Reproduce exactly the lines from the one containing "Read all visible content and emit it as JSON." through the end of the entries, including both. Drop the pictures.

** start DATA LINES **

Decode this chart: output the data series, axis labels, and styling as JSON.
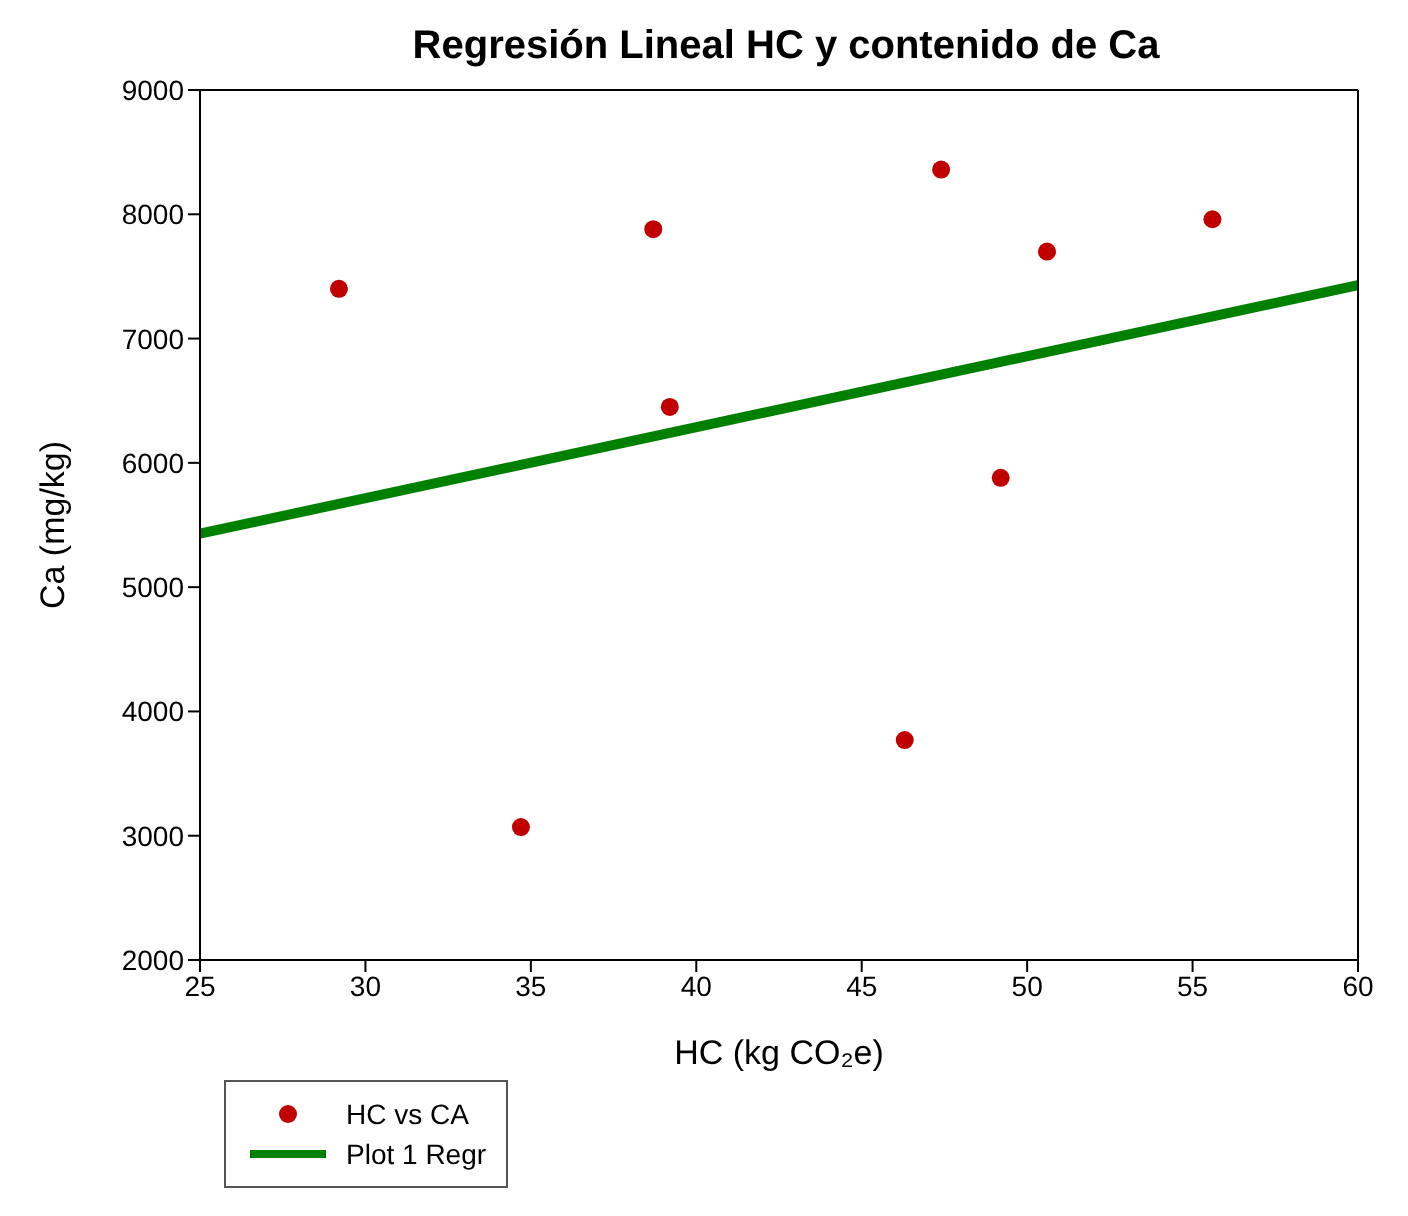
{
  "chart_data": {
    "type": "scatter",
    "title": "Regresión Lineal HC y contenido de Ca",
    "xlabel": "HC (kg CO₂e)",
    "ylabel": "Ca (mg/kg)",
    "xlim": [
      25,
      60
    ],
    "xticks": [
      25,
      30,
      35,
      40,
      45,
      50,
      55,
      60
    ],
    "ylim": [
      2000,
      9000
    ],
    "yticks": [
      2000,
      3000,
      4000,
      5000,
      6000,
      7000,
      8000,
      9000
    ],
    "legend": "bottom left",
    "series": [
      {
        "name": "HC vs CA",
        "color": "#c00000",
        "marker": "circle",
        "x": [
          29.2,
          34.7,
          38.7,
          39.2,
          46.3,
          47.4,
          49.2,
          50.6,
          55.6
        ],
        "values": [
          7400,
          3070,
          7880,
          6450,
          3770,
          8360,
          5880,
          7700,
          7960
        ]
      },
      {
        "name": "Plot 1 Regr",
        "type": "line",
        "color": "#008000",
        "marker": "none",
        "x": [
          25,
          60
        ],
        "values": [
          5430,
          7430
        ]
      }
    ]
  }
}
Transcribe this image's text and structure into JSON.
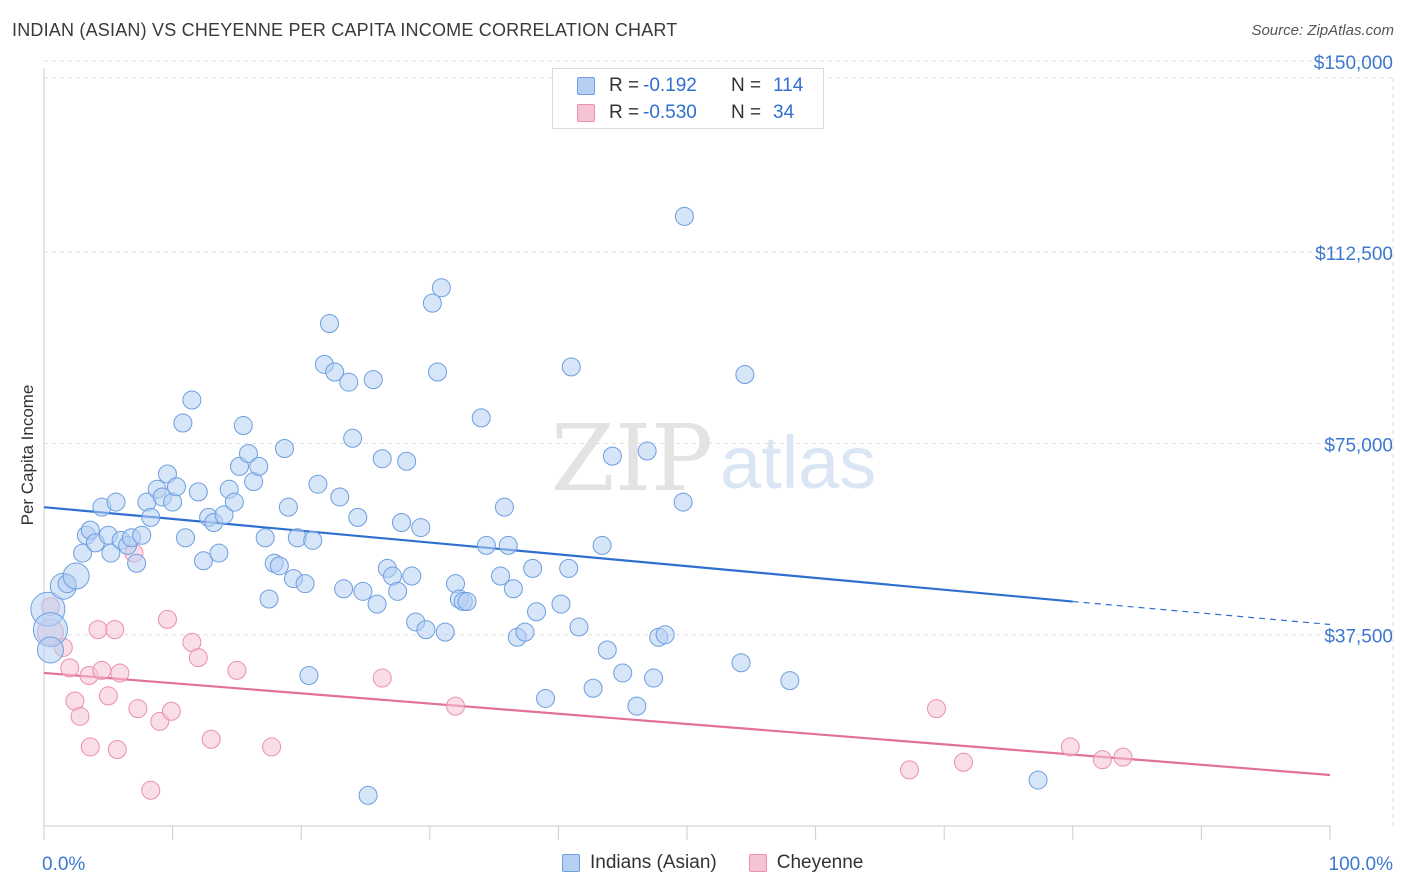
{
  "header": {
    "title": "INDIAN (ASIAN) VS CHEYENNE PER CAPITA INCOME CORRELATION CHART",
    "source": "Source: ZipAtlas.com"
  },
  "watermark": {
    "zip": "ZIP",
    "atlas": "atlas"
  },
  "colors": {
    "blue_fill": "#b5d0f3",
    "blue_stroke": "#6d9ee0",
    "blue_line": "#2f6fd0",
    "pink_fill": "#f6c3d2",
    "pink_stroke": "#ea8fae",
    "pink_line": "#e2709a",
    "axis_text": "#3d78d0",
    "grid": "#dddddd"
  },
  "legend": {
    "rows": [
      {
        "r_label": "R =",
        "r_value": "-0.192",
        "n_label": "N =",
        "n_value": "114"
      },
      {
        "r_label": "R =",
        "r_value": "-0.530",
        "n_label": "N =",
        "n_value": "34"
      }
    ]
  },
  "bottom_legend": {
    "series_1": "Indians (Asian)",
    "series_2": "Cheyenne"
  },
  "chart_data": {
    "type": "scatter",
    "title": "INDIAN (ASIAN) VS CHEYENNE PER CAPITA INCOME CORRELATION CHART",
    "xlabel": "",
    "ylabel": "Per Capita Income",
    "xlim": [
      0,
      100
    ],
    "ylim": [
      0,
      155000
    ],
    "x_tick_labels": [
      "0.0%",
      "100.0%"
    ],
    "y_ticks": [
      37500,
      75000,
      112500,
      150000
    ],
    "y_tick_labels": [
      "$37,500",
      "$75,000",
      "$112,500",
      "$150,000"
    ],
    "grid": true,
    "series": [
      {
        "name": "Indians (Asian)",
        "r": -0.192,
        "n": 114,
        "trend": {
          "x0": 0,
          "y0": 62500,
          "x1": 80,
          "y1": 44000,
          "dashed_to_x": 100,
          "dashed_to_y": 39500
        },
        "points": [
          [
            0.3,
            42500,
            "L"
          ],
          [
            0.5,
            38500,
            "L"
          ],
          [
            0.5,
            34500,
            "M"
          ],
          [
            1.5,
            47000,
            "M"
          ],
          [
            1.8,
            47500,
            "S"
          ],
          [
            2.5,
            49000,
            "M"
          ],
          [
            3,
            53500
          ],
          [
            3.3,
            57000
          ],
          [
            3.6,
            58000
          ],
          [
            4,
            55500
          ],
          [
            4.5,
            62500
          ],
          [
            5,
            57000
          ],
          [
            5.2,
            53500
          ],
          [
            5.6,
            63500
          ],
          [
            6,
            56000
          ],
          [
            6.5,
            55000
          ],
          [
            6.8,
            56500
          ],
          [
            7.2,
            51500
          ],
          [
            7.6,
            57000
          ],
          [
            8,
            63500
          ],
          [
            8.3,
            60500
          ],
          [
            8.8,
            66000
          ],
          [
            9.2,
            64500
          ],
          [
            9.6,
            69000
          ],
          [
            10,
            63500
          ],
          [
            10.3,
            66500
          ],
          [
            10.8,
            79000
          ],
          [
            11,
            56500
          ],
          [
            11.5,
            83500
          ],
          [
            12,
            65500
          ],
          [
            12.4,
            52000
          ],
          [
            12.8,
            60500
          ],
          [
            13.2,
            59500
          ],
          [
            13.6,
            53500
          ],
          [
            14,
            61000
          ],
          [
            14.4,
            66000
          ],
          [
            14.8,
            63500
          ],
          [
            15.2,
            70500
          ],
          [
            15.5,
            78500
          ],
          [
            15.9,
            73000
          ],
          [
            16.3,
            67500
          ],
          [
            16.7,
            70500
          ],
          [
            17.2,
            56500
          ],
          [
            17.5,
            44500
          ],
          [
            17.9,
            51500
          ],
          [
            18.3,
            51000
          ],
          [
            18.7,
            74000
          ],
          [
            19,
            62500
          ],
          [
            19.4,
            48500
          ],
          [
            19.7,
            56500
          ],
          [
            20.3,
            47500
          ],
          [
            20.6,
            29500
          ],
          [
            20.9,
            56000
          ],
          [
            21.3,
            67000
          ],
          [
            21.8,
            90500
          ],
          [
            22.2,
            98500
          ],
          [
            22.6,
            89000
          ],
          [
            23,
            64500
          ],
          [
            23.3,
            46500
          ],
          [
            23.7,
            87000
          ],
          [
            24,
            76000
          ],
          [
            24.4,
            60500
          ],
          [
            24.8,
            46000
          ],
          [
            25.2,
            6000
          ],
          [
            25.6,
            87500
          ],
          [
            25.9,
            43500
          ],
          [
            26.3,
            72000
          ],
          [
            26.7,
            50500
          ],
          [
            27.1,
            49000
          ],
          [
            27.5,
            46000
          ],
          [
            27.8,
            59500
          ],
          [
            28.2,
            71500
          ],
          [
            28.6,
            49000
          ],
          [
            28.9,
            40000
          ],
          [
            29.3,
            58500
          ],
          [
            29.7,
            38500
          ],
          [
            30.2,
            102500
          ],
          [
            30.6,
            89000
          ],
          [
            30.9,
            105500
          ],
          [
            31.2,
            38000
          ],
          [
            32,
            47500
          ],
          [
            32.3,
            44500
          ],
          [
            32.6,
            44000
          ],
          [
            32.9,
            44000
          ],
          [
            34,
            80000
          ],
          [
            34.4,
            55000
          ],
          [
            35.5,
            49000
          ],
          [
            35.8,
            62500
          ],
          [
            36.1,
            55000
          ],
          [
            36.5,
            46500
          ],
          [
            36.8,
            37000
          ],
          [
            37.4,
            38000
          ],
          [
            38,
            50500
          ],
          [
            38.3,
            42000
          ],
          [
            39,
            25000
          ],
          [
            40.2,
            43500
          ],
          [
            40.8,
            50500
          ],
          [
            41,
            90000
          ],
          [
            41.6,
            39000
          ],
          [
            42.7,
            27000
          ],
          [
            43.4,
            55000
          ],
          [
            43.8,
            34500
          ],
          [
            44.2,
            72500
          ],
          [
            45,
            30000
          ],
          [
            46.1,
            23500
          ],
          [
            46.9,
            73500
          ],
          [
            47.4,
            29000
          ],
          [
            47.8,
            37000
          ],
          [
            48.3,
            37500
          ],
          [
            49.7,
            63500
          ],
          [
            49.8,
            119500
          ],
          [
            54.2,
            32000
          ],
          [
            54.5,
            88500
          ],
          [
            58,
            28500
          ],
          [
            77.3,
            9000
          ]
        ]
      },
      {
        "name": "Cheyenne",
        "r": -0.53,
        "n": 34,
        "trend": {
          "x0": 0,
          "y0": 30000,
          "x1": 100,
          "y1": 10000
        },
        "points": [
          [
            0.5,
            38000,
            "M"
          ],
          [
            0.5,
            43000
          ],
          [
            1.5,
            35000
          ],
          [
            2,
            31000
          ],
          [
            2.4,
            24500
          ],
          [
            2.8,
            21500
          ],
          [
            3.5,
            29500
          ],
          [
            3.6,
            15500
          ],
          [
            4.2,
            38500
          ],
          [
            4.5,
            30500
          ],
          [
            5,
            25500
          ],
          [
            5.5,
            38500
          ],
          [
            5.7,
            15000
          ],
          [
            5.9,
            30000
          ],
          [
            7,
            53500
          ],
          [
            7.3,
            23000
          ],
          [
            8.3,
            7000
          ],
          [
            9,
            20500
          ],
          [
            9.6,
            40500
          ],
          [
            9.9,
            22500
          ],
          [
            11.5,
            36000
          ],
          [
            12,
            33000
          ],
          [
            13,
            17000
          ],
          [
            15,
            30500
          ],
          [
            17.7,
            15500
          ],
          [
            26.3,
            29000
          ],
          [
            32,
            23500
          ],
          [
            67.3,
            11000
          ],
          [
            69.4,
            23000
          ],
          [
            71.5,
            12500
          ],
          [
            79.8,
            15500
          ],
          [
            82.3,
            13000
          ],
          [
            83.9,
            13500
          ]
        ]
      }
    ]
  }
}
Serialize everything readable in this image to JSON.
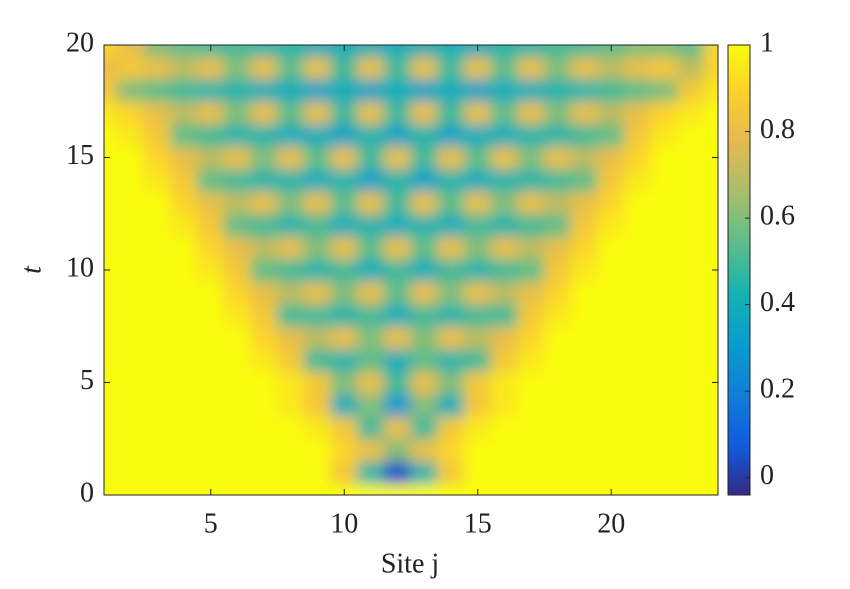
{
  "chart_data": {
    "type": "heatmap",
    "xlabel": "Site j",
    "ylabel": "t",
    "x": [
      1,
      2,
      3,
      4,
      5,
      6,
      7,
      8,
      9,
      10,
      11,
      12,
      13,
      14,
      15,
      16,
      17,
      18,
      19,
      20,
      21,
      22,
      23,
      24
    ],
    "y": [
      0,
      1,
      2,
      3,
      4,
      5,
      6,
      7,
      8,
      9,
      10,
      11,
      12,
      13,
      14,
      15,
      16,
      17,
      18,
      19,
      20
    ],
    "z": [
      [
        1,
        1,
        1,
        1,
        1,
        1,
        1,
        1,
        1,
        1,
        1,
        1,
        1,
        1,
        1,
        1,
        1,
        1,
        1,
        1,
        1,
        1,
        1,
        1
      ],
      [
        1,
        1,
        1,
        1,
        1,
        1,
        1,
        1,
        1,
        0.85,
        0.45,
        0.05,
        0.45,
        0.85,
        1,
        1,
        1,
        1,
        1,
        1,
        1,
        1,
        1,
        1
      ],
      [
        1,
        1,
        1,
        1,
        1,
        1,
        1,
        1,
        1,
        0.9,
        0.8,
        0.6,
        0.8,
        0.9,
        1,
        1,
        1,
        1,
        1,
        1,
        1,
        1,
        1,
        1
      ],
      [
        1,
        1,
        1,
        1,
        1,
        1,
        1,
        1,
        0.95,
        0.85,
        0.5,
        0.8,
        0.5,
        0.85,
        0.95,
        1,
        1,
        1,
        1,
        1,
        1,
        1,
        1,
        1
      ],
      [
        1,
        1,
        1,
        1,
        1,
        1,
        1,
        0.95,
        0.85,
        0.4,
        0.6,
        0.3,
        0.6,
        0.4,
        0.85,
        0.95,
        1,
        1,
        1,
        1,
        1,
        1,
        1,
        1
      ],
      [
        1,
        1,
        1,
        1,
        1,
        1,
        1,
        0.95,
        0.85,
        0.6,
        0.8,
        0.5,
        0.8,
        0.6,
        0.85,
        0.95,
        1,
        1,
        1,
        1,
        1,
        1,
        1,
        1
      ],
      [
        1,
        1,
        1,
        1,
        1,
        1,
        0.95,
        0.85,
        0.5,
        0.45,
        0.55,
        0.4,
        0.55,
        0.45,
        0.5,
        0.85,
        0.95,
        1,
        1,
        1,
        1,
        1,
        1,
        1
      ],
      [
        1,
        1,
        1,
        1,
        1,
        1,
        0.9,
        0.8,
        0.7,
        0.8,
        0.6,
        0.8,
        0.6,
        0.8,
        0.7,
        0.8,
        0.9,
        1,
        1,
        1,
        1,
        1,
        1,
        1
      ],
      [
        1,
        1,
        1,
        1,
        1,
        0.95,
        0.85,
        0.5,
        0.5,
        0.45,
        0.5,
        0.4,
        0.5,
        0.45,
        0.5,
        0.5,
        0.85,
        0.95,
        1,
        1,
        1,
        1,
        1,
        1
      ],
      [
        1,
        1,
        1,
        1,
        1,
        0.9,
        0.8,
        0.7,
        0.8,
        0.6,
        0.8,
        0.55,
        0.8,
        0.6,
        0.8,
        0.7,
        0.8,
        0.9,
        1,
        1,
        1,
        1,
        1,
        1
      ],
      [
        1,
        1,
        1,
        1,
        0.95,
        0.85,
        0.55,
        0.5,
        0.45,
        0.5,
        0.4,
        0.5,
        0.4,
        0.5,
        0.45,
        0.5,
        0.55,
        0.85,
        0.95,
        1,
        1,
        1,
        1,
        1
      ],
      [
        1,
        1,
        1,
        1,
        0.9,
        0.8,
        0.7,
        0.8,
        0.6,
        0.8,
        0.55,
        0.8,
        0.55,
        0.8,
        0.6,
        0.8,
        0.7,
        0.8,
        0.9,
        1,
        1,
        1,
        1,
        1
      ],
      [
        1,
        1,
        1,
        0.95,
        0.85,
        0.55,
        0.5,
        0.45,
        0.5,
        0.4,
        0.45,
        0.4,
        0.45,
        0.4,
        0.5,
        0.45,
        0.5,
        0.55,
        0.85,
        0.95,
        1,
        1,
        1,
        1
      ],
      [
        1,
        1,
        1,
        0.9,
        0.8,
        0.7,
        0.8,
        0.6,
        0.8,
        0.55,
        0.8,
        0.5,
        0.8,
        0.55,
        0.8,
        0.6,
        0.8,
        0.7,
        0.8,
        0.9,
        1,
        1,
        1,
        1
      ],
      [
        1,
        1,
        0.95,
        0.85,
        0.55,
        0.5,
        0.45,
        0.45,
        0.4,
        0.45,
        0.35,
        0.45,
        0.35,
        0.45,
        0.4,
        0.45,
        0.45,
        0.5,
        0.55,
        0.85,
        0.95,
        1,
        1,
        1
      ],
      [
        1,
        1,
        0.9,
        0.8,
        0.7,
        0.8,
        0.6,
        0.8,
        0.55,
        0.8,
        0.5,
        0.8,
        0.5,
        0.8,
        0.55,
        0.8,
        0.6,
        0.8,
        0.7,
        0.8,
        0.9,
        1,
        1,
        1
      ],
      [
        1,
        0.95,
        0.85,
        0.55,
        0.5,
        0.45,
        0.45,
        0.4,
        0.4,
        0.35,
        0.45,
        0.35,
        0.45,
        0.35,
        0.4,
        0.4,
        0.45,
        0.45,
        0.5,
        0.55,
        0.85,
        0.95,
        1,
        1
      ],
      [
        0.95,
        0.9,
        0.8,
        0.7,
        0.8,
        0.6,
        0.8,
        0.55,
        0.8,
        0.5,
        0.8,
        0.5,
        0.8,
        0.5,
        0.8,
        0.55,
        0.8,
        0.6,
        0.8,
        0.7,
        0.8,
        0.9,
        0.95,
        1
      ],
      [
        0.85,
        0.6,
        0.55,
        0.5,
        0.45,
        0.45,
        0.4,
        0.4,
        0.35,
        0.4,
        0.35,
        0.4,
        0.35,
        0.4,
        0.35,
        0.4,
        0.4,
        0.45,
        0.45,
        0.5,
        0.55,
        0.6,
        0.85,
        0.95
      ],
      [
        0.8,
        0.85,
        0.8,
        0.7,
        0.8,
        0.6,
        0.8,
        0.55,
        0.8,
        0.5,
        0.8,
        0.5,
        0.8,
        0.5,
        0.8,
        0.55,
        0.8,
        0.6,
        0.8,
        0.7,
        0.8,
        0.85,
        0.7,
        0.9
      ],
      [
        0.9,
        0.8,
        0.6,
        0.55,
        0.5,
        0.5,
        0.45,
        0.45,
        0.4,
        0.4,
        0.4,
        0.4,
        0.4,
        0.4,
        0.4,
        0.45,
        0.45,
        0.5,
        0.5,
        0.55,
        0.6,
        0.6,
        0.55,
        0.9
      ]
    ],
    "xlim": [
      1,
      24
    ],
    "ylim": [
      0,
      20
    ],
    "xticks": [
      5,
      10,
      15,
      20
    ],
    "yticks": [
      0,
      5,
      10,
      15,
      20
    ],
    "clim": [
      -0.04,
      1
    ],
    "cticks": [
      0,
      0.2,
      0.4,
      0.6,
      0.8,
      1
    ],
    "colormap": [
      "#352a87",
      "#0f5cdd",
      "#127dd8",
      "#079ccf",
      "#15b1b4",
      "#59bd8c",
      "#a5be6b",
      "#e1b952",
      "#fcce2e",
      "#f9fb0e"
    ]
  }
}
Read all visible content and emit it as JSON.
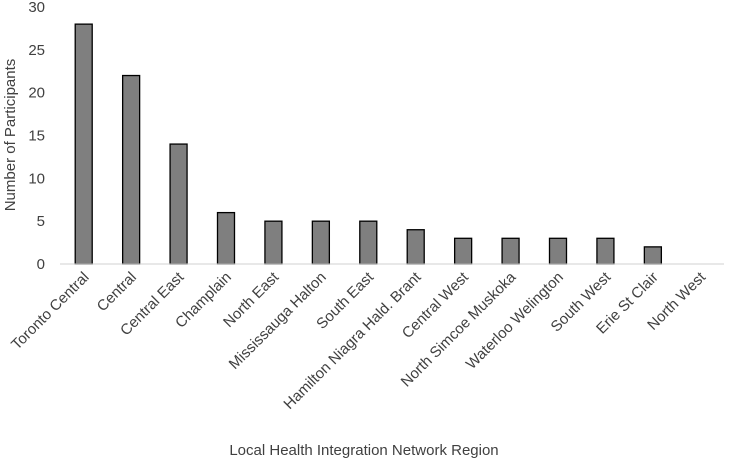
{
  "chart_data": {
    "type": "bar",
    "title": "",
    "xlabel": "Local Health Integration Network Region",
    "ylabel": "Number of Participants",
    "categories": [
      "Toronto Central",
      "Central",
      "Central East",
      "Champlain",
      "North East",
      "Mississauga Halton",
      "South East",
      "Hamilton Niagra Hald. Brant",
      "Central West",
      "North Simcoe Muskoka",
      "Waterloo Welington",
      "South West",
      "Erie St Clair",
      "North West"
    ],
    "values": [
      28,
      22,
      14,
      6,
      5,
      5,
      5,
      4,
      3,
      3,
      3,
      3,
      2,
      0
    ],
    "ylim": [
      0,
      30
    ],
    "yticks": [
      0,
      5,
      10,
      15,
      20,
      25,
      30
    ],
    "grid": false,
    "legend": "none",
    "colors": {
      "bar_fill": "#7f7f7f",
      "bar_stroke": "#000000",
      "axis": "#404040",
      "text": "#404040"
    }
  }
}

** end DATA LINES **

SOLUTION>
Read all visible content and emit it as JSON.
{
  "chart_data": {
    "type": "bar",
    "title": "",
    "xlabel": "Local Health Integration Network Region",
    "ylabel": "Number of Participants",
    "categories": [
      "Toronto Central",
      "Central",
      "Central East",
      "Champlain",
      "North East",
      "Mississauga Halton",
      "South East",
      "Hamilton Niagra Hald. Brant",
      "Central West",
      "North Simcoe Muskoka",
      "Waterloo Welington",
      "South West",
      "Erie St Clair",
      "North West"
    ],
    "values": [
      28,
      22,
      14,
      6,
      5,
      5,
      5,
      4,
      3,
      3,
      3,
      3,
      2,
      0
    ],
    "ylim": [
      0,
      30
    ],
    "yticks": [
      0,
      5,
      10,
      15,
      20,
      25,
      30
    ],
    "grid": false,
    "legend": "none",
    "colors": {
      "bar_fill": "#7f7f7f",
      "bar_stroke": "#000000",
      "axis": "#404040",
      "text": "#404040"
    }
  }
}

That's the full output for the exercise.